▶ [Sayfa alıntısı]
══════════

Aslında bütün dünyanın bir öfke kontrolü kliniği olması gerekmez mi?
Öfkenize esir olmadığınız gün var mı yaşamınızda?
Bir dünyalı olarak yapın listenizi...
Sizi her gün, her dakika öfkelendiren durumları listeleyin.
Örneğin çocuk ve kadın ayrımı yapmadan kent sokaklarında silahlarının tetiklerine asılan teröristleri listenizin başına koymaz mısınız?
Üstelik bu cinayetleri "Kürt davası" için yaptıklarını gerekçe olarak sundukları zaman öfkeniz daha da artmaz mı?
Kürt sorununa ilişkin dar boğazları siyaset yoluyla açmak imkânına sahip olan seçilmişlerin parlamenter siyaseti boykot etmelerini de, sakin biçimde mi karşılıyorsunuz?

Suriye ve İsrail
Suriye'nin despotu Beşar Esad'ın kendi halkının üzerine ordusunu sürmesi sizi öfkelendirmiyor mu? Ya da İsrail'in tüm Gazze'yi bir "Toplama kampı"na dönüştürmüş olması, kanınızı beyninize sıçratmıyor mu?
Bütün dünyada en etkin değer ölçüsü olan "Çifte standartlar"ın sebep olduğu öfke kasırgalarına siz de kapılmıyor musunuz?
Başbakan Erdoğan'ın bu öfke kasırgalarına kapıldığına son günlerde sık sık tanık oluyoruz.

══════════

▶ [Veri alıntıları]
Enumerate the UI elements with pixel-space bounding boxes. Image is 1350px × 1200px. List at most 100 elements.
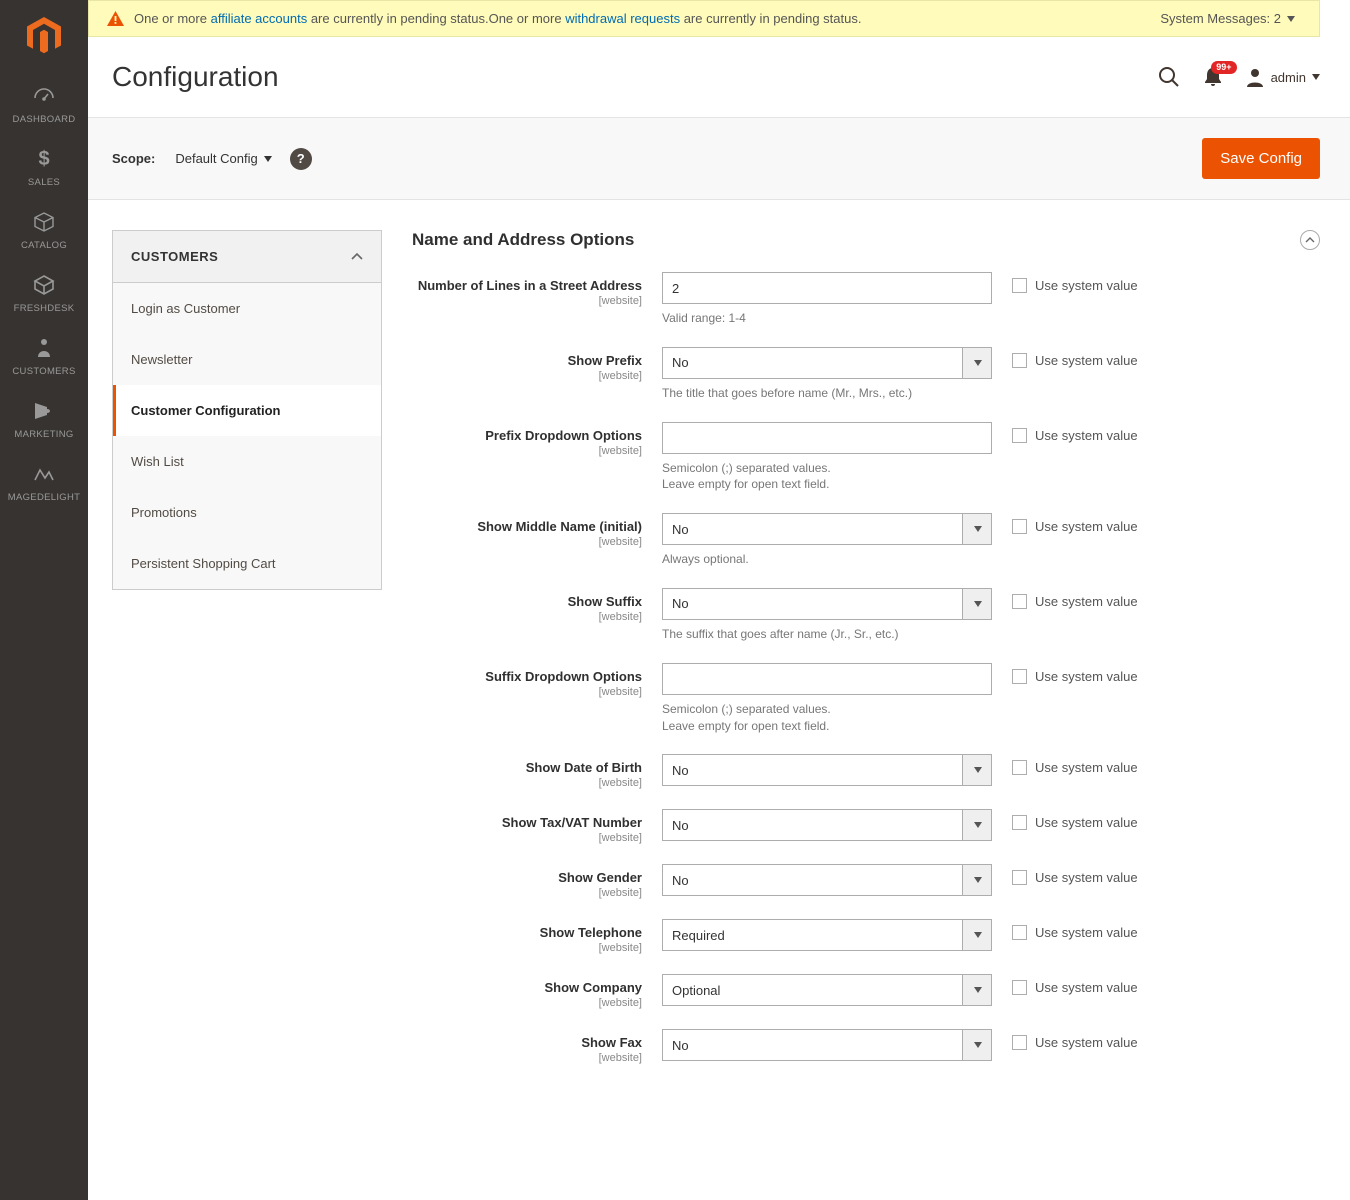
- tree-item-wish-list[interactable]: Wish List: [113, 436, 381, 487]
- use-system-label: Use system value: [1035, 519, 1138, 534]
- tree-item-login-as-customer[interactable]: Login as Customer: [113, 283, 381, 334]
- suffix-dropdown-options-input[interactable]: [662, 663, 992, 695]
- field-scope: [website]: [412, 997, 642, 1009]
- use-system-label: Use system value: [1035, 278, 1138, 293]
- dropdown-arrow-icon: [974, 1042, 982, 1048]
- field-help-text: Valid range: 1-4: [662, 310, 992, 327]
- admin-user-menu[interactable]: admin: [1245, 67, 1320, 87]
- field-label: Show Gender: [558, 870, 642, 885]
- use-system-checkbox[interactable]: [1012, 669, 1027, 684]
- show-prefix-select[interactable]: No: [662, 347, 992, 379]
- magento-logo[interactable]: [0, 0, 88, 72]
- show-middle-name-initial--select[interactable]: No: [662, 513, 992, 545]
- use-system-label: Use system value: [1035, 428, 1138, 443]
- notifications-badge: 99+: [1211, 61, 1236, 74]
- nav-label: MARKETING: [14, 429, 73, 440]
- system-message-bar: One or more affiliate accounts are curre…: [88, 0, 1320, 37]
- field-label: Show Company: [544, 980, 642, 995]
- tree-section-customers[interactable]: CUSTOMERS: [113, 231, 381, 283]
- field-row: Show Fax[website]NoUse system value: [412, 1029, 1320, 1064]
- use-system-label: Use system value: [1035, 980, 1138, 995]
- tree-item-persistent-shopping-cart[interactable]: Persistent Shopping Cart: [113, 538, 381, 589]
- field-scope: [website]: [412, 777, 642, 789]
- field-row: Show Company [website] Optional Use system …: [412, 974, 1320, 1009]
- withdrawal-requests-link[interactable]: withdrawal requests: [565, 11, 680, 26]
- notifications-icon[interactable]: 99+: [1201, 65, 1225, 89]
- nav-freshdesk[interactable]: FRESHDESK: [0, 261, 88, 324]
- nav-marketing[interactable]: MARKETING: [0, 387, 88, 450]
- field-scope: [website]: [412, 832, 642, 844]
- field-scope: [website]: [412, 887, 642, 899]
- use-system-label: Use system value: [1035, 669, 1138, 684]
- use-system-label: Use system value: [1035, 594, 1138, 609]
- field-label: Show Fax: [581, 1035, 642, 1050]
- field-row: Show Suffix[website]NoThe suffix that go…: [412, 588, 1320, 643]
- use-system-checkbox[interactable]: [1012, 925, 1027, 940]
- nav-label: CATALOG: [21, 240, 67, 251]
- collapse-section-icon[interactable]: [1300, 230, 1320, 250]
- field-help-text: The title that goes before name (Mr., Mr…: [662, 385, 992, 402]
- use-system-checkbox[interactable]: [1012, 519, 1027, 534]
- field-row: Show Gender[website]NoUse system value: [412, 864, 1320, 899]
- field-label: Show Prefix: [568, 353, 642, 368]
- show-fax-select[interactable]: No: [662, 1029, 992, 1061]
- field-help-text: The suffix that goes after name (Jr., Sr…: [662, 626, 992, 643]
- scope-label: Scope:: [112, 151, 155, 166]
- dropdown-arrow-icon: [974, 767, 982, 773]
- dropdown-arrow-icon: [974, 526, 982, 532]
- use-system-checkbox[interactable]: [1012, 353, 1027, 368]
- save-config-button[interactable]: Save Config: [1202, 138, 1320, 179]
- nav-catalog[interactable]: CATALOG: [0, 198, 88, 261]
- show-suffix-select[interactable]: No: [662, 588, 992, 620]
- system-message-count[interactable]: System Messages: 2: [1160, 11, 1295, 26]
- use-system-checkbox[interactable]: [1012, 980, 1027, 995]
- show-telephone-select[interactable]: Required: [662, 919, 992, 951]
- nav-label: DASHBOARD: [13, 114, 76, 125]
- nav-label: SALES: [28, 177, 60, 188]
- nav-sales[interactable]: $SALES: [0, 135, 88, 198]
- field-row: Suffix Dropdown Options[website]Semicolo…: [412, 663, 1320, 735]
- dropdown-arrow-icon: [974, 877, 982, 883]
- number-of-lines-in-a-street-address-input[interactable]: [662, 272, 992, 304]
- dropdown-arrow-icon: [974, 822, 982, 828]
- show-gender-select[interactable]: No: [662, 864, 992, 896]
- nav-dashboard[interactable]: DASHBOARD: [0, 72, 88, 135]
- use-system-checkbox[interactable]: [1012, 815, 1027, 830]
- nav-label: MAGEDELIGHT: [8, 492, 80, 503]
- show-tax-vat-number-select[interactable]: No: [662, 809, 992, 841]
- field-row: Show Middle Name (initial)[website]NoAlw…: [412, 513, 1320, 568]
- warning-icon: [107, 11, 124, 26]
- use-system-checkbox[interactable]: [1012, 1035, 1027, 1050]
- field-row: Number of Lines in a Street Address[webs…: [412, 272, 1320, 327]
- field-scope: [website]: [412, 942, 642, 954]
- dashboard-icon: [32, 84, 56, 108]
- scope-select[interactable]: Default Config: [175, 151, 271, 166]
- tree-item-newsletter[interactable]: Newsletter: [113, 334, 381, 385]
- field-label: Show Date of Birth: [526, 760, 642, 775]
- chevron-up-icon: [351, 253, 363, 261]
- field-label: Suffix Dropdown Options: [485, 669, 642, 684]
- affiliate-accounts-link[interactable]: affiliate accounts: [211, 11, 308, 26]
- nav-customers[interactable]: CUSTOMERS: [0, 324, 88, 387]
- help-icon[interactable]: ?: [290, 148, 312, 170]
- section-title: Name and Address Options: [412, 230, 634, 250]
- prefix-dropdown-options-input[interactable]: [662, 422, 992, 454]
- tree-item-promotions[interactable]: Promotions: [113, 487, 381, 538]
- show-company-select[interactable]: Optional: [662, 974, 992, 1006]
- field-help-text: Always optional.: [662, 551, 992, 568]
- use-system-checkbox[interactable]: [1012, 594, 1027, 609]
- use-system-checkbox[interactable]: [1012, 870, 1027, 885]
- use-system-checkbox[interactable]: [1012, 428, 1027, 443]
- use-system-checkbox[interactable]: [1012, 760, 1027, 775]
- scope-bar: Scope: Default Config ? Save Config: [88, 117, 1350, 200]
- marketing-icon: [32, 399, 56, 423]
- admin-sidebar: DASHBOARD $SALES CATALOG FRESHDESKCUSTOMERS…: [0, 0, 88, 1200]
- system-message-text: One or more affiliate accounts are curre…: [134, 11, 1160, 26]
- tree-item-customer-configuration[interactable]: Customer Configuration: [113, 385, 381, 436]
- nav-magedelight[interactable]: MAGEDELIGHT: [0, 450, 88, 513]
- use-system-checkbox[interactable]: [1012, 278, 1027, 293]
- search-icon[interactable]: [1157, 65, 1181, 89]
- show-date-of-birth-select[interactable]: No: [662, 754, 992, 786]
- freshdesk-icon: [32, 273, 56, 297]
- field-row: Prefix Dropdown Options[website]Semicolo…: [412, 422, 1320, 494]
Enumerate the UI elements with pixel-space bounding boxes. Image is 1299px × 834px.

══════════

Sayfa alıntısında "Üstelik bu cinayetleri" sözcüklerini içeren yerle açılıp "biçimde mi karşılıyorsunuz?" ile kapanan bölümü hiç değiştirmeden yeniden yazın. Veriler, sayfa alıntısıyla hiçbir bağ taşımaz.

Üstelik bu cinayetleri "Kürt davası" için yaptıklarını gerekçe olarak sundukları zaman öfkeniz daha da artmaz mı?
Kürt sorununa ilişkin dar boğazları siyaset yoluyla açmak imkânına sahip olan seçilmişlerin parlamenter siyaseti boykot etmelerini de, sakin biçimde mi karşılıyorsunuz?